_EXERCISE PROMPT_
The data below should be printed in full, exactly, and without any of its images.

_DATA ROWS_
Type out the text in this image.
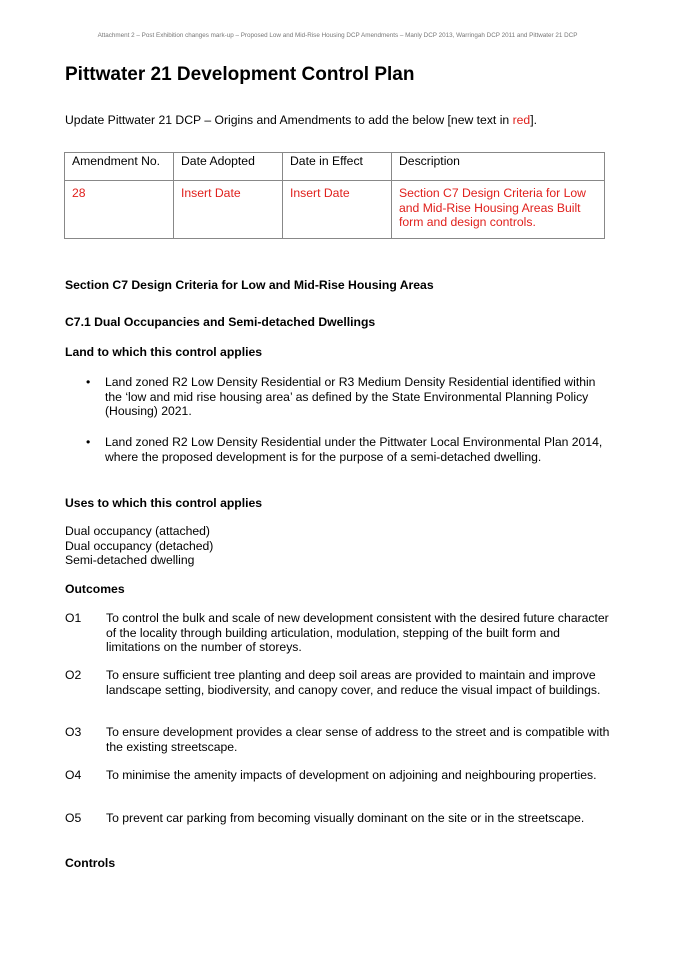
Attachment 2 – Post Exhibition changes mark-up – Proposed Low and Mid-Rise Housing DCP Amendments – Manly DCP 2013, Warringah DCP 2011 and Pittwater 21 DCP
Pittwater 21 Development Control Plan
Update Pittwater 21 DCP – Origins and Amendments to add the below [new text in red].
Amendment No.	Date Adopted	Date in Effect	Description
28	Insert Date	Insert Date	Section C7 Design Criteria for Low and Mid-Rise Housing Areas Built form and design controls.
Section C7 Design Criteria for Low and Mid-Rise Housing Areas
C7.1 Dual Occupancies and Semi-detached Dwellings
Land to which this control applies
• Land zoned R2 Low Density Residential or R3 Medium Density Residential identified within the ‘low and mid rise housing area’ as defined by the State Environmental Planning Policy (Housing) 2021.
• Land zoned R2 Low Density Residential under the Pittwater Local Environmental Plan 2014, where the proposed development is for the purpose of a semi-detached dwelling.
Uses to which this control applies
Dual occupancy (attached)
Dual occupancy (detached)
Semi-detached dwelling
Outcomes
O1 To control the bulk and scale of new development consistent with the desired future character of the locality through building articulation, modulation, stepping of the built form and limitations on the number of storeys.
O2 To ensure sufficient tree planting and deep soil areas are provided to maintain and improve landscape setting, biodiversity, and canopy cover, and reduce the visual impact of buildings.
O3 To ensure development provides a clear sense of address to the street and is compatible with the existing streetscape.
O4 To minimise the amenity impacts of development on adjoining and neighbouring properties.
O5 To prevent car parking from becoming visually dominant on the site or in the streetscape.
Controls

_RESPONSE BELOW_
Type out the text in this image.
Attachment 2 – Post Exhibition changes mark-up – Proposed Low and Mid-Rise Housing DCP Amendments – Manly DCP 2013, Warringah DCP 2011 and Pittwater 21 DCP
Pittwater 21 Development Control Plan
Update Pittwater 21 DCP – Origins and Amendments to add the below [new text in red].
Amendment No.	Date Adopted	Date in Effect	Description
28	Insert Date	Insert Date	Section C7 Design Criteria for Low and Mid-Rise Housing Areas Built form and design controls.
Section C7 Design Criteria for Low and Mid-Rise Housing Areas
C7.1 Dual Occupancies and Semi-detached Dwellings
Land to which this control applies
• Land zoned R2 Low Density Residential or R3 Medium Density Residential identified within the ‘low and mid rise housing area’ as defined by the State Environmental Planning Policy (Housing) 2021.
• Land zoned R2 Low Density Residential under the Pittwater Local Environmental Plan 2014, where the proposed development is for the purpose of a semi-detached dwelling.
Uses to which this control applies
Dual occupancy (attached)
Dual occupancy (detached)
Semi-detached dwelling
Outcomes
O1 To control the bulk and scale of new development consistent with the desired future character of the locality through building articulation, modulation, stepping of the built form and limitations on the number of storeys.
O2 To ensure sufficient tree planting and deep soil areas are provided to maintain and improve landscape setting, biodiversity, and canopy cover, and reduce the visual impact of buildings.
O3 To ensure development provides a clear sense of address to the street and is compatible with the existing streetscape.
O4 To minimise the amenity impacts of development on adjoining and neighbouring properties.
O5 To prevent car parking from becoming visually dominant on the site or in the streetscape.
Controls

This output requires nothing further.